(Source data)

-- begin --

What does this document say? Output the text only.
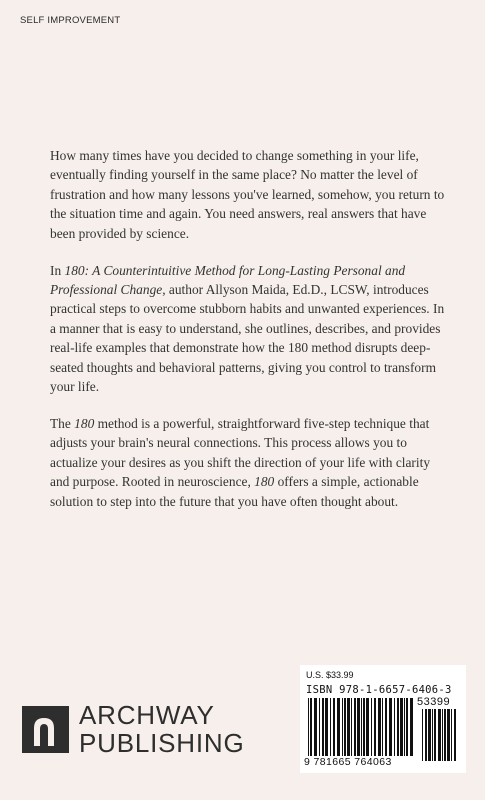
SELF IMPROVEMENT

How many times have you decided to change something in your life, eventually finding yourself in the same place? No matter the level of frustration and how many lessons you've learned, somehow, you return to the situation time and again. You need answers, real answers that have been provided by science.

In 180: A Counterintuitive Method for Long-Lasting Personal and Professional Change, author Allyson Maida, Ed.D., LCSW, introduces practical steps to overcome stubborn habits and unwanted experiences. In a manner that is easy to understand, she outlines, describes, and provides real-life examples that demonstrate how the 180 method disrupts deep-seated thoughts and behavioral patterns, giving you control to transform your life.

The 180 method is a powerful, straightforward five-step technique that adjusts your brain's neural connections. This process allows you to actualize your desires as you shift the direction of your life with clarity and purpose. Rooted in neuroscience, 180 offers a simple, actionable solution to step into the future that you have often thought about.

ARCHWAY
PUBLISHING
U.S. $33.99
ISBN 978-1-6657-6406-3
53399
9 781665 764063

-- end --

Your task — What comes back should match the records exactly, minus any pictures.

Problem solution —
What does this document say? Output the text only.
SELF IMPROVEMENT

How many times have you decided to change something in your life, eventually finding yourself in the same place? No matter the level of frustration and how many lessons you've learned, somehow, you return to the situation time and again. You need answers, real answers that have been provided by science.

In 180: A Counterintuitive Method for Long-Lasting Personal and Professional Change, author Allyson Maida, Ed.D., LCSW, introduces practical steps to overcome stubborn habits and unwanted experiences. In a manner that is easy to understand, she outlines, describes, and provides real-life examples that demonstrate how the 180 method disrupts deep-seated thoughts and behavioral patterns, giving you control to transform your life.

The 180 method is a powerful, straightforward five-step technique that adjusts your brain's neural connections. This process allows you to actualize your desires as you shift the direction of your life with clarity and purpose. Rooted in neuroscience, 180 offers a simple, actionable solution to step into the future that you have often thought about.

ARCHWAY
PUBLISHING
U.S. $33.99
ISBN 978-1-6657-6406-3
53399
9 781665 764063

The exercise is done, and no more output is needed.